Material shown:
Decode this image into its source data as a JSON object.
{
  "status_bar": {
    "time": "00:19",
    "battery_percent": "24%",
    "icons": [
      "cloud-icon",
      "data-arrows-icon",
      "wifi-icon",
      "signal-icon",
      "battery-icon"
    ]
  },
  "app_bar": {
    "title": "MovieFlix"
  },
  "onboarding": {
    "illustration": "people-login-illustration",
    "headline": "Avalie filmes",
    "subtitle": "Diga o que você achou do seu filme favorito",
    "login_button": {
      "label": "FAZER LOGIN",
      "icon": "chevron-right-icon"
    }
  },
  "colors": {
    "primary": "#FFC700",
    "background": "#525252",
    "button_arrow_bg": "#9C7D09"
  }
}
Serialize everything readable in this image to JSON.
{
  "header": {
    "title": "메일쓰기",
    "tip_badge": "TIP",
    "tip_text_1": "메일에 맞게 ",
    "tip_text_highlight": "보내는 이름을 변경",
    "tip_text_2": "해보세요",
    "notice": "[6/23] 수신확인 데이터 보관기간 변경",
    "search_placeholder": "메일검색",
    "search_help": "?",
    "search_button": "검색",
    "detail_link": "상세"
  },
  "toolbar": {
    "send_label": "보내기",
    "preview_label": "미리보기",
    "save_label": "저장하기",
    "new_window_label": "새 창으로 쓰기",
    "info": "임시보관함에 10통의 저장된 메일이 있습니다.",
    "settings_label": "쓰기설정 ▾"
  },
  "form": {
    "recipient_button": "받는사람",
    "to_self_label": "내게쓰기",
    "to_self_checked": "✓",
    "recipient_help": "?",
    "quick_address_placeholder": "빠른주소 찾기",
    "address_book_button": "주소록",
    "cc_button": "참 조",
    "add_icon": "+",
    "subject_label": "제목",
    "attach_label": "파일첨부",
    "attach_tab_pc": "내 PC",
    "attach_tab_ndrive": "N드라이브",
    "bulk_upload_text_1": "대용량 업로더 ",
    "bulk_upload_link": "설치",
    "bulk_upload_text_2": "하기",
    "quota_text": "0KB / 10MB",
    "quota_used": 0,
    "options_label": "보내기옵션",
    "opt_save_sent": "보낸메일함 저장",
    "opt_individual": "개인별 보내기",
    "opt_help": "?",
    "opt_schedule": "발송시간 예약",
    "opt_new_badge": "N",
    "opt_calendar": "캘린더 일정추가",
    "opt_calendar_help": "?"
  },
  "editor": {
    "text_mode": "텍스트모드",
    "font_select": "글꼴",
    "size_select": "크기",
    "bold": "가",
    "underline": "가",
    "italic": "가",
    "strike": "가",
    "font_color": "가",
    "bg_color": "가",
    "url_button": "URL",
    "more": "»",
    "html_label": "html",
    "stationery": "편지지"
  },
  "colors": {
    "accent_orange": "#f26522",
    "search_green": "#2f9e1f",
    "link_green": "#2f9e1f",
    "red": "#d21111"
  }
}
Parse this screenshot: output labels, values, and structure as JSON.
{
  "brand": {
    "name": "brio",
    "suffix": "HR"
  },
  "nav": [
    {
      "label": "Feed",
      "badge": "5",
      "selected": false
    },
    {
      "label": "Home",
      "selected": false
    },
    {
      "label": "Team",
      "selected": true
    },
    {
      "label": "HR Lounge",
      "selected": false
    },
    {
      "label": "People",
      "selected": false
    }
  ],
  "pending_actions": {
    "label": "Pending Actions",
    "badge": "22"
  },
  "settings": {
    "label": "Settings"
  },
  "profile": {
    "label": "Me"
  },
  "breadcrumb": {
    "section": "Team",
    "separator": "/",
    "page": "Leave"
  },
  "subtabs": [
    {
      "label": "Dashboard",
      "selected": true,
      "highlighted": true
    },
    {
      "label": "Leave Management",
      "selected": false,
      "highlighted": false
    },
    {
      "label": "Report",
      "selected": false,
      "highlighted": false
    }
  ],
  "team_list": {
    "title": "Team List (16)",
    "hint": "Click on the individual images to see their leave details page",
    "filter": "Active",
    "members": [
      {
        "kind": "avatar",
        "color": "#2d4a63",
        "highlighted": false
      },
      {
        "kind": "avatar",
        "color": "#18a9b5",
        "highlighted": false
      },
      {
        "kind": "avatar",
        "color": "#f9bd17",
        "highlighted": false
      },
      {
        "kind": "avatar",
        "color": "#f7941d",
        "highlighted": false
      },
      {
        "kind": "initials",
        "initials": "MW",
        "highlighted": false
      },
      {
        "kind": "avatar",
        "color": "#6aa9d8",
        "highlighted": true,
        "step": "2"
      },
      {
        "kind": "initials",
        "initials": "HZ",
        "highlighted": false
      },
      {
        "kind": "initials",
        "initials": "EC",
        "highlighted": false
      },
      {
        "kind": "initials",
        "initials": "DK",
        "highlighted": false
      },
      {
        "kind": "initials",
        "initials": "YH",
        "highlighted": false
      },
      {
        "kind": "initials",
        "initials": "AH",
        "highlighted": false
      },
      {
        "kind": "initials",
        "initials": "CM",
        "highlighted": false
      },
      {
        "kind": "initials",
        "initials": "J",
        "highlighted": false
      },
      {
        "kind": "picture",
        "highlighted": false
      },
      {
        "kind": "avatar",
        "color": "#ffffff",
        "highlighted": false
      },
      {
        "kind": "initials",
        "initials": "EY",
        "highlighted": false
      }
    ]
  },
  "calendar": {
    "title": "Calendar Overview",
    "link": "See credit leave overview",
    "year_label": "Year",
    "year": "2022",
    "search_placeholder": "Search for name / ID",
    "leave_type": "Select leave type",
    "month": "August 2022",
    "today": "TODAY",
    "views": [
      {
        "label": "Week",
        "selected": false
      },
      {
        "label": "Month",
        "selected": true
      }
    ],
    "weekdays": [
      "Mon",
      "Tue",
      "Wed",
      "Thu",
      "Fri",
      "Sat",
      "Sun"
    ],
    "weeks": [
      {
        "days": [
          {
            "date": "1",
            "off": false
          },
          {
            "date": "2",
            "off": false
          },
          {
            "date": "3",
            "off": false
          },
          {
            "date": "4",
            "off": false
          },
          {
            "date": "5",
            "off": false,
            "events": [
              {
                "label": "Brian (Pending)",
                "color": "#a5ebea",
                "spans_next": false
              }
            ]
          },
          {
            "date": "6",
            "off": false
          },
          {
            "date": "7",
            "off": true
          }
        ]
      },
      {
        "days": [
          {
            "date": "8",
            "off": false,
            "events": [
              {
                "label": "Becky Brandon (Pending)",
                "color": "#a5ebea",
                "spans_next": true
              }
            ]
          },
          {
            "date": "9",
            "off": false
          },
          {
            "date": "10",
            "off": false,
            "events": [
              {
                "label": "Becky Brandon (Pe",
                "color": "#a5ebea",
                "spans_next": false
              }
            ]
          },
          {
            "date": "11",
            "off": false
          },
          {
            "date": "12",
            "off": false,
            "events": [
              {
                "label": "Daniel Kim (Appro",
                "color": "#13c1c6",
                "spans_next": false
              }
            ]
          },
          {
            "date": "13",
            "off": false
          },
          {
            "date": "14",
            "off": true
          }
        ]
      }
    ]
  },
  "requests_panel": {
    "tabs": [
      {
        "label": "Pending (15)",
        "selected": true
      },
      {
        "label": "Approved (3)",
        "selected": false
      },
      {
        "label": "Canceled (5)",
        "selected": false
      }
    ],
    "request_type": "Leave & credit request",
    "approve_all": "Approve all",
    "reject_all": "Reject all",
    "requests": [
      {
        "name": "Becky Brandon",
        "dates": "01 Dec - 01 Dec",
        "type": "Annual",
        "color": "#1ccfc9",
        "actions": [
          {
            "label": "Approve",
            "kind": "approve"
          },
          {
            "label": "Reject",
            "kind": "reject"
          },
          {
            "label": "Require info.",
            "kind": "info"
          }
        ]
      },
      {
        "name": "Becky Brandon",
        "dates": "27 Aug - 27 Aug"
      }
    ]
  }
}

Written exercise: Transcribe all of the lines in the records precisely.

Correct output:
Decode this image into its source data as a JSON object.
{
  "status_bar": {
    "time": "00:19",
    "battery_percent": "24%",
    "icons": [
      "cloud-icon",
      "data-arrows-icon",
      "wifi-icon",
      "signal-icon",
      "battery-icon"
    ]
  },
  "app_bar": {
    "title": "MovieFlix"
  },
  "onboarding": {
    "illustration": "people-login-illustration",
    "headline": "Avalie filmes",
    "subtitle": "Diga o que você achou do seu filme favorito",
    "login_button": {
      "label": "FAZER LOGIN",
      "icon": "chevron-right-icon"
    }
  },
  "colors": {
    "primary": "#FFC700",
    "background": "#525252",
    "button_arrow_bg": "#9C7D09"
  }
}
Serialize everything readable in this image to JSON.
{
  "header": {
    "title": "메일쓰기",
    "tip_badge": "TIP",
    "tip_text_1": "메일에 맞게 ",
    "tip_text_highlight": "보내는 이름을 변경",
    "tip_text_2": "해보세요",
    "notice": "[6/23] 수신확인 데이터 보관기간 변경",
    "search_placeholder": "메일검색",
    "search_help": "?",
    "search_button": "검색",
    "detail_link": "상세"
  },
  "toolbar": {
    "send_label": "보내기",
    "preview_label": "미리보기",
    "save_label": "저장하기",
    "new_window_label": "새 창으로 쓰기",
    "info": "임시보관함에 10통의 저장된 메일이 있습니다.",
    "settings_label": "쓰기설정 ▾"
  },
  "form": {
    "recipient_button": "받는사람",
    "to_self_label": "내게쓰기",
    "to_self_checked": "✓",
    "recipient_help": "?",
    "quick_address_placeholder": "빠른주소 찾기",
    "address_book_button": "주소록",
    "cc_button": "참 조",
    "add_icon": "+",
    "subject_label": "제목",
    "attach_label": "파일첨부",
    "attach_tab_pc": "내 PC",
    "attach_tab_ndrive": "N드라이브",
    "bulk_upload_text_1": "대용량 업로더 ",
    "bulk_upload_link": "설치",
    "bulk_upload_text_2": "하기",
    "quota_text": "0KB / 10MB",
    "quota_used": 0,
    "options_label": "보내기옵션",
    "opt_save_sent": "보낸메일함 저장",
    "opt_individual": "개인별 보내기",
    "opt_help": "?",
    "opt_schedule": "발송시간 예약",
    "opt_new_badge": "N",
    "opt_calendar": "캘린더 일정추가",
    "opt_calendar_help": "?"
  },
  "editor": {
    "text_mode": "텍스트모드",
    "font_select": "글꼴",
    "size_select": "크기",
    "bold": "가",
    "underline": "가",
    "italic": "가",
    "strike": "가",
    "font_color": "가",
    "bg_color": "가",
    "url_button": "URL",
    "more": "»",
    "html_label": "html",
    "stationery": "편지지"
  },
  "colors": {
    "accent_orange": "#f26522",
    "search_green": "#2f9e1f",
    "link_green": "#2f9e1f",
    "red": "#d21111"
  }
}
Parse this screenshot: output labels, values, and structure as JSON.
{
  "brand": {
    "name": "brio",
    "suffix": "HR"
  },
  "nav": [
    {
      "label": "Feed",
      "badge": "5",
      "selected": false
    },
    {
      "label": "Home",
      "selected": false
    },
    {
      "label": "Team",
      "selected": true
    },
    {
      "label": "HR Lounge",
      "selected": false
    },
    {
      "label": "People",
      "selected": false
    }
  ],
  "pending_actions": {
    "label": "Pending Actions",
    "badge": "22"
  },
  "settings": {
    "label": "Settings"
  },
  "profile": {
    "label": "Me"
  },
  "breadcrumb": {
    "section": "Team",
    "separator": "/",
    "page": "Leave"
  },
  "subtabs": [
    {
      "label": "Dashboard",
      "selected": true,
      "highlighted": true
    },
    {
      "label": "Leave Management",
      "selected": false,
      "highlighted": false
    },
    {
      "label": "Report",
      "selected": false,
      "highlighted": false
    }
  ],
  "team_list": {
    "title": "Team List (16)",
    "hint": "Click on the individual images to see their leave details page",
    "filter": "Active",
    "members": [
      {
        "kind": "avatar",
        "color": "#2d4a63",
        "highlighted": false
      },
      {
        "kind": "avatar",
        "color": "#18a9b5",
        "highlighted": false
      },
      {
        "kind": "avatar",
        "color": "#f9bd17",
        "highlighted": false
      },
      {
        "kind": "avatar",
        "color": "#f7941d",
        "highlighted": false
      },
      {
        "kind": "initials",
        "initials": "MW",
        "highlighted": false
      },
      {
        "kind": "avatar",
        "color": "#6aa9d8",
        "highlighted": true,
        "step": "2"
      },
      {
        "kind": "initials",
        "initials": "HZ",
        "highlighted": false
      },
      {
        "kind": "initials",
        "initials": "EC",
        "highlighted": false
      },
      {
        "kind": "initials",
        "initials": "DK",
        "highlighted": false
      },
      {
        "kind": "initials",
        "initials": "YH",
        "highlighted": false
      },
      {
        "kind": "initials",
        "initials": "AH",
        "highlighted": false
      },
      {
        "kind": "initials",
        "initials": "CM",
        "highlighted": false
      },
      {
        "kind": "initials",
        "initials": "J",
        "highlighted": false
      },
      {
        "kind": "picture",
        "highlighted": false
      },
      {
        "kind": "avatar",
        "color": "#ffffff",
        "highlighted": false
      },
      {
        "kind": "initials",
        "initials": "EY",
        "highlighted": false
      }
    ]
  },
  "calendar": {
    "title": "Calendar Overview",
    "link": "See credit leave overview",
    "year_label": "Year",
    "year": "2022",
    "search_placeholder": "Search for name / ID",
    "leave_type": "Select leave type",
    "month": "August 2022",
    "today": "TODAY",
    "views": [
      {
        "label": "Week",
        "selected": false
      },
      {
        "label": "Month",
        "selected": true
      }
    ],
    "weekdays": [
      "Mon",
      "Tue",
      "Wed",
      "Thu",
      "Fri",
      "Sat",
      "Sun"
    ],
    "weeks": [
      {
        "days": [
          {
            "date": "1",
            "off": false
          },
          {
            "date": "2",
            "off": false
          },
          {
            "date": "3",
            "off": false
          },
          {
            "date": "4",
            "off": false
          },
          {
            "date": "5",
            "off": false,
            "events": [
              {
                "label": "Brian (Pending)",
                "color": "#a5ebea",
                "spans_next": false
              }
            ]
          },
          {
            "date": "6",
            "off": false
          },
          {
            "date": "7",
            "off": true
          }
        ]
      },
      {
        "days": [
          {
            "date": "8",
            "off": false,
            "events": [
              {
                "label": "Becky Brandon (Pending)",
                "color": "#a5ebea",
                "spans_next": true
              }
            ]
          },
          {
            "date": "9",
            "off": false
          },
          {
            "date": "10",
            "off": false,
            "events": [
              {
                "label": "Becky Brandon (Pe",
                "color": "#a5ebea",
                "spans_next": false
              }
            ]
          },
          {
            "date": "11",
            "off": false
          },
          {
            "date": "12",
            "off": false,
            "events": [
              {
                "label": "Daniel Kim (Appro",
                "color": "#13c1c6",
                "spans_next": false
              }
            ]
          },
          {
            "date": "13",
            "off": false
          },
          {
            "date": "14",
            "off": true
          }
        ]
      }
    ]
  },
  "requests_panel": {
    "tabs": [
      {
        "label": "Pending (15)",
        "selected": true
      },
      {
        "label": "Approved (3)",
        "selected": false
      },
      {
        "label": "Canceled (5)",
        "selected": false
      }
    ],
    "request_type": "Leave & credit request",
    "approve_all": "Approve all",
    "reject_all": "Reject all",
    "requests": [
      {
        "name": "Becky Brandon",
        "dates": "01 Dec - 01 Dec",
        "type": "Annual",
        "color": "#1ccfc9",
        "actions": [
          {
            "label": "Approve",
            "kind": "approve"
          },
          {
            "label": "Reject",
            "kind": "reject"
          },
          {
            "label": "Require info.",
            "kind": "info"
          }
        ]
      },
      {
        "name": "Becky Brandon",
        "dates": "27 Aug - 27 Aug"
      }
    ]
  }
}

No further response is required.